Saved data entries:
....

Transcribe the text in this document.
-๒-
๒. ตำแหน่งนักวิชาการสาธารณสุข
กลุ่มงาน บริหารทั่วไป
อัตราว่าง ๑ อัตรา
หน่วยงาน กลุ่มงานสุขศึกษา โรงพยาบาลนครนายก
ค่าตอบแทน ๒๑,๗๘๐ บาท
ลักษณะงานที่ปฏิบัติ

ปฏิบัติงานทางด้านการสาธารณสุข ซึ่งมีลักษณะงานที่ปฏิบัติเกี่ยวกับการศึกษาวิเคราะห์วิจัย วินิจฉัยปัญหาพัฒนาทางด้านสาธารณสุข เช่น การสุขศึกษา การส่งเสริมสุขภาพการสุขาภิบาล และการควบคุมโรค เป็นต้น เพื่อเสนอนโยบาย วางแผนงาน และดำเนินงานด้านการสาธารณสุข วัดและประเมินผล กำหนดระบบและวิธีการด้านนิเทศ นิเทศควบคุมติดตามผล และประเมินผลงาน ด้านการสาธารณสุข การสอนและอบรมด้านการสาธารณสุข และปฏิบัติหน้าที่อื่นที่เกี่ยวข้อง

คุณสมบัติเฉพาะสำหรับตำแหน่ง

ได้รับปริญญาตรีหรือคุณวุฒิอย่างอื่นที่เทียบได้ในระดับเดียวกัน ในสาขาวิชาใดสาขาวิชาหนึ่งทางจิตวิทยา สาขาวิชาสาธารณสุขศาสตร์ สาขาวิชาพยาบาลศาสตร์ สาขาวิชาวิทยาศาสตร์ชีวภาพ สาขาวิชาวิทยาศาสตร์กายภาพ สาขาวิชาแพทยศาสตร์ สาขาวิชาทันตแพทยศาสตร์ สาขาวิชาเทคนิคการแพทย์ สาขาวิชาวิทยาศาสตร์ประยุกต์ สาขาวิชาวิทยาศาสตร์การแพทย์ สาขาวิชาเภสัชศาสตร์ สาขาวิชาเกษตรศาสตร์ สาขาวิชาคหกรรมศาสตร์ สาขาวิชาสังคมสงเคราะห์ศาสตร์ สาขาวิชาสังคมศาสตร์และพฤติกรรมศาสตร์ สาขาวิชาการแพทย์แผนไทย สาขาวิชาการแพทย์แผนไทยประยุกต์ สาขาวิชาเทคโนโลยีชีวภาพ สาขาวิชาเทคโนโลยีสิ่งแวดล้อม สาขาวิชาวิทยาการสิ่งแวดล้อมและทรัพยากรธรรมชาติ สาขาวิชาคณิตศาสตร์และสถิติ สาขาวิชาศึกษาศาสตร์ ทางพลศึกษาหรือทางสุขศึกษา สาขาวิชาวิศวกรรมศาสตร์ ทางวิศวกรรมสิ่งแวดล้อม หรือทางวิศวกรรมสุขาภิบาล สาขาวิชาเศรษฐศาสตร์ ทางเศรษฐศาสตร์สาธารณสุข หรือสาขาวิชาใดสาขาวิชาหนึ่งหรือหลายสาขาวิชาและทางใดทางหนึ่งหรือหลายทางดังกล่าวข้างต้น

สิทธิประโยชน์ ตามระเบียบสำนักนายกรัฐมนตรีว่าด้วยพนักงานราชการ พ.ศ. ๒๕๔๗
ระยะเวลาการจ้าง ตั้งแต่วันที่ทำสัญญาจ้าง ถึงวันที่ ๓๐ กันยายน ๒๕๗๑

....

■ **The problem**:
Copy each line from the records above that includes the string "กษณะงานท".

■ **Result of this exercise**:
ลักษณะงานที่ปฏิบัติ
ปฏิบัติงานทางด้านการสาธารณสุข ซึ่งมีลักษณะงานที่ปฏิบัติเกี่ยวกับการศึกษาวิเคราะห์วิจัย วินิจฉัยปัญหาพัฒนาทางด้านสาธารณสุข เช่น การสุขศึกษา การส่งเสริมสุขภาพการสุขาภิบาล และการควบคุมโรค เป็นต้น เพื่อเสนอนโยบาย วางแผนงาน และดำเนินงานด้านการสาธารณสุข วัดและประเมินผล กำหนดระบบและวิธีการด้านนิเทศ นิเทศควบคุมติดตามผล และประเมินผลงาน ด้านการสาธารณสุข การสอนและอบรมด้านการสาธารณสุข และปฏิบัติหน้าที่อื่นที่เกี่ยวข้อง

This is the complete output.